Required task ->
Search the material for the word "title" and copy each line that holds it.
# Start of Extracted information
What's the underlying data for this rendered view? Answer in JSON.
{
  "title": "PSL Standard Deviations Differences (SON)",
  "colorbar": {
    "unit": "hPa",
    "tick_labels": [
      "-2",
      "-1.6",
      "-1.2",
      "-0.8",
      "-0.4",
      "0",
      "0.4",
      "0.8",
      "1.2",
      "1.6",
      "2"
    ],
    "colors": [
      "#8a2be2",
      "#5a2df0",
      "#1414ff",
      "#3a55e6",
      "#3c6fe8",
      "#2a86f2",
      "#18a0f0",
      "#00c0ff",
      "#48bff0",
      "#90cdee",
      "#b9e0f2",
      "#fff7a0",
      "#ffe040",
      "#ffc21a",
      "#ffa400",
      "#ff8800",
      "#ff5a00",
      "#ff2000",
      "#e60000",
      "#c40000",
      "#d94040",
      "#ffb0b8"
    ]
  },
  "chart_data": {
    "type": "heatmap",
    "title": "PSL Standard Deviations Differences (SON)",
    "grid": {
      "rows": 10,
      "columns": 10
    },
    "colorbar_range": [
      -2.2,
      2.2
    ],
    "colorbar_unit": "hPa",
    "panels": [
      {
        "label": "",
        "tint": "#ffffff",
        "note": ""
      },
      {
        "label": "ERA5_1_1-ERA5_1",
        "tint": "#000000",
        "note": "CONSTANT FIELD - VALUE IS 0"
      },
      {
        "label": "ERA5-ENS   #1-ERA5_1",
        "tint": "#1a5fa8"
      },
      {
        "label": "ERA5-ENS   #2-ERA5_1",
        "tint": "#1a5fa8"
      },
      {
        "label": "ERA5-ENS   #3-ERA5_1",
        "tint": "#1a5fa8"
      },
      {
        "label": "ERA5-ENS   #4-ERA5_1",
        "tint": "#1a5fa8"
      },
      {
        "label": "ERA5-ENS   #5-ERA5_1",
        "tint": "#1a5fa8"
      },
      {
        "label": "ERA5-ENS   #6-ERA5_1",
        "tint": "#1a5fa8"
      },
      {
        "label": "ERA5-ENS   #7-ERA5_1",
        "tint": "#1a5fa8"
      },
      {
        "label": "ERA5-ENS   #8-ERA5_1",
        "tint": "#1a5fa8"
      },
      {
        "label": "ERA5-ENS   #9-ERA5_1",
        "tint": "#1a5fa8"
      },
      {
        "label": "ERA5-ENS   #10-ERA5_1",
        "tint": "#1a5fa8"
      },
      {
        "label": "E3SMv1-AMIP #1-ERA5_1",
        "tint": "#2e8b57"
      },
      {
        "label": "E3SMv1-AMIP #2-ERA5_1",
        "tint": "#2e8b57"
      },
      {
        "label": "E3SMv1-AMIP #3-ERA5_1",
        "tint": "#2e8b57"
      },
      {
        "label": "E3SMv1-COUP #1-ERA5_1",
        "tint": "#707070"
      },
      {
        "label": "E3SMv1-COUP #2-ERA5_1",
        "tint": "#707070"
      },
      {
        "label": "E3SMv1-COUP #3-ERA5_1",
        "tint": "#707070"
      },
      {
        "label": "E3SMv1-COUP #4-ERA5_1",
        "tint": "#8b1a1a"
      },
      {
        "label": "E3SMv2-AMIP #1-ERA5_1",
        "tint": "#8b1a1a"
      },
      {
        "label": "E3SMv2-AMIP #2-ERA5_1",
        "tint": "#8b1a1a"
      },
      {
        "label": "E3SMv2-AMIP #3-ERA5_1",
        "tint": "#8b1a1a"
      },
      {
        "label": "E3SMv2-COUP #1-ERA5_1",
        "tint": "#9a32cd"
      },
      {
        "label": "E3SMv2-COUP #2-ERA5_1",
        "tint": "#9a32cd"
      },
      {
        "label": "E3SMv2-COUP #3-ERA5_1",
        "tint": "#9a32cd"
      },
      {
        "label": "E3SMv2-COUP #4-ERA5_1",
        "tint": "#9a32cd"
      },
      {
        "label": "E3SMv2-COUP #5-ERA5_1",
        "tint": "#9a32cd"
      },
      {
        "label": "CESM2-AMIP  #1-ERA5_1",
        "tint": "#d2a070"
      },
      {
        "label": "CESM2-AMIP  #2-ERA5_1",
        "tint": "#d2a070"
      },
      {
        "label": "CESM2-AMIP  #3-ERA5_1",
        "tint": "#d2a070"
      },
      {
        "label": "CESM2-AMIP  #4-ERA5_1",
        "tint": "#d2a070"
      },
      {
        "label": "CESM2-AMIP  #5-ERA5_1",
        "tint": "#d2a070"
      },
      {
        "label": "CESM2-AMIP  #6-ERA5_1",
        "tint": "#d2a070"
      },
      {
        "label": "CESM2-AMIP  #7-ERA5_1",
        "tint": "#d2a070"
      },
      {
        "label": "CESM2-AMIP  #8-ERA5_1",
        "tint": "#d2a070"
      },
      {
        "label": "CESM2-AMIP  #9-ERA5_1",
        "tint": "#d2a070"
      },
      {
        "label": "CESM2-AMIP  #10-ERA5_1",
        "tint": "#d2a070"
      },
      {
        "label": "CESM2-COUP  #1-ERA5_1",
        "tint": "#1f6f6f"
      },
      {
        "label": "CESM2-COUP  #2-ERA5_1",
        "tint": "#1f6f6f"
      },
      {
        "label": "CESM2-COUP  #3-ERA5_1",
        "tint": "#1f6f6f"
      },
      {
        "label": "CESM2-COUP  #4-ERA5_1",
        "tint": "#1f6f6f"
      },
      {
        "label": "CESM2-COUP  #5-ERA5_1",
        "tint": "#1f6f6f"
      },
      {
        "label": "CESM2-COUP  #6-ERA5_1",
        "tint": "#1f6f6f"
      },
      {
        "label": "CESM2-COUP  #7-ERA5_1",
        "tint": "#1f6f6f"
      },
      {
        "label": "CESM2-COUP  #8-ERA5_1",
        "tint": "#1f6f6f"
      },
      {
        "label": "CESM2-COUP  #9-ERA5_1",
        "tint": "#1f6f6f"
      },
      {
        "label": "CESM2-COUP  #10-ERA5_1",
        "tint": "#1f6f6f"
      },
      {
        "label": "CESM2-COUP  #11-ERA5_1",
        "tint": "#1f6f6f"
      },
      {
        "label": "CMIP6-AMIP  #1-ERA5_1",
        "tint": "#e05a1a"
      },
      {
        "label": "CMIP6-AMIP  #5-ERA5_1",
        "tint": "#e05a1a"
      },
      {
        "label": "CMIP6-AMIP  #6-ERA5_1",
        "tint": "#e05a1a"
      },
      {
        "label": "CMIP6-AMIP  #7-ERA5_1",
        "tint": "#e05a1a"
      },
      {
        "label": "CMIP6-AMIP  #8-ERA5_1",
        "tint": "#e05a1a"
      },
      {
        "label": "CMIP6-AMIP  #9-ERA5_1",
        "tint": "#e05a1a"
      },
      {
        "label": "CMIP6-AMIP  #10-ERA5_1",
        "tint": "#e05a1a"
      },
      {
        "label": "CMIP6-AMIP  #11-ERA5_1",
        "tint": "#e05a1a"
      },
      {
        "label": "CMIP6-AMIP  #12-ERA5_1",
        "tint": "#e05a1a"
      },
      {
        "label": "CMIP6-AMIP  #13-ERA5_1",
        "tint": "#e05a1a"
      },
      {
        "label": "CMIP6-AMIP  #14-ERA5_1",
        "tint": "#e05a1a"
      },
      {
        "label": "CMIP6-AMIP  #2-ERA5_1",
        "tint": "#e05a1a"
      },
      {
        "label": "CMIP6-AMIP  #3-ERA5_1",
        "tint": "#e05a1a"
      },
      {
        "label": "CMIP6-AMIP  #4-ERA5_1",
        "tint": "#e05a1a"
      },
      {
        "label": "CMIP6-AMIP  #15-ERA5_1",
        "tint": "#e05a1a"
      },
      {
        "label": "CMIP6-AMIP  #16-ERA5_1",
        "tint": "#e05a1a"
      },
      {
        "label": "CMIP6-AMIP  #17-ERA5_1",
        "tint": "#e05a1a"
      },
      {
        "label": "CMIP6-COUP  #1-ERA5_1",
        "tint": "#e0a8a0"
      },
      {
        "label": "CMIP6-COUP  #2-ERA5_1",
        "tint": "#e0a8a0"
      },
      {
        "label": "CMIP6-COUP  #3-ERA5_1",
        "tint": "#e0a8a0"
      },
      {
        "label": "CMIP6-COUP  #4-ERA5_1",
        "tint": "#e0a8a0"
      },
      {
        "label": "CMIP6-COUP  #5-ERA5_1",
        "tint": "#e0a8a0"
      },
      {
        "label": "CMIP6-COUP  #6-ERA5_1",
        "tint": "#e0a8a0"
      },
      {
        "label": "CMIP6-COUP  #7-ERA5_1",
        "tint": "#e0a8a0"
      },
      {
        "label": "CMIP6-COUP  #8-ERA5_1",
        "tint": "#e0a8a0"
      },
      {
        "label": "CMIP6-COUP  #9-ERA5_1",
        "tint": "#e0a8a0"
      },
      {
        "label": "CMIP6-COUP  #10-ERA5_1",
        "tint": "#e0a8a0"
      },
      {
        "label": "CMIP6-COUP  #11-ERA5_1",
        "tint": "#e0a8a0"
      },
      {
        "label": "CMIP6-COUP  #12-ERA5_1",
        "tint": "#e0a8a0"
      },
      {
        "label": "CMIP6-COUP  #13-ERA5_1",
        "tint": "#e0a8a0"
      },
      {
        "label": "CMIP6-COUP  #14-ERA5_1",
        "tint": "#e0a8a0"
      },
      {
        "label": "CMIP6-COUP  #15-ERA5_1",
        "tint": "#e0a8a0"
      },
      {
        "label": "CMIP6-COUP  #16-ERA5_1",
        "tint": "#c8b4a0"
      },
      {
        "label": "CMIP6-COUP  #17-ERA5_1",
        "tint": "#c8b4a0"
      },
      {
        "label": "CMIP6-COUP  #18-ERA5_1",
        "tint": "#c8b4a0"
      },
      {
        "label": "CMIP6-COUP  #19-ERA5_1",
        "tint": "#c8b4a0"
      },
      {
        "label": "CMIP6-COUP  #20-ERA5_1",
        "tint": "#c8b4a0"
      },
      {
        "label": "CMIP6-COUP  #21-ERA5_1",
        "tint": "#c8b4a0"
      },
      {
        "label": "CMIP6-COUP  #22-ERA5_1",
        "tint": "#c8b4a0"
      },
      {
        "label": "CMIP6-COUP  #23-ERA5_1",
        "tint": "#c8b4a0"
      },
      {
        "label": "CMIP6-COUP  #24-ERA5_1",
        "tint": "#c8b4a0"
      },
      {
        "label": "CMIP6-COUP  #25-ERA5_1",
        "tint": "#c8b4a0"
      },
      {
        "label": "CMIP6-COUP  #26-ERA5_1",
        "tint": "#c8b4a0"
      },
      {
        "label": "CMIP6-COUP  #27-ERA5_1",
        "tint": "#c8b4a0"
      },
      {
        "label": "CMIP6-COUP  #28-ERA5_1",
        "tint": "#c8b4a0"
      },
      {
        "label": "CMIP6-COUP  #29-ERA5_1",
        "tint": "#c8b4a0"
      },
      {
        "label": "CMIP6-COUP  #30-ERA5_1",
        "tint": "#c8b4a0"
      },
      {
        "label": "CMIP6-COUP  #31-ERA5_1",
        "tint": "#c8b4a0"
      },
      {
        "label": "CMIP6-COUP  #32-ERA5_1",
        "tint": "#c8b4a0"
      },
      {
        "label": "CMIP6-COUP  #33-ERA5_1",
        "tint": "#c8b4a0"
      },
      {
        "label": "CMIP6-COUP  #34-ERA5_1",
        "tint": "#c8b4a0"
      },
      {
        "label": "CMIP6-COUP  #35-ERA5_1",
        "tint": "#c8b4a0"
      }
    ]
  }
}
# End of Extracted information
Written solution ->
  "title": "PSL Standard Deviations Differences (SON)",
    "title": "PSL Standard Deviations Differences (SON)",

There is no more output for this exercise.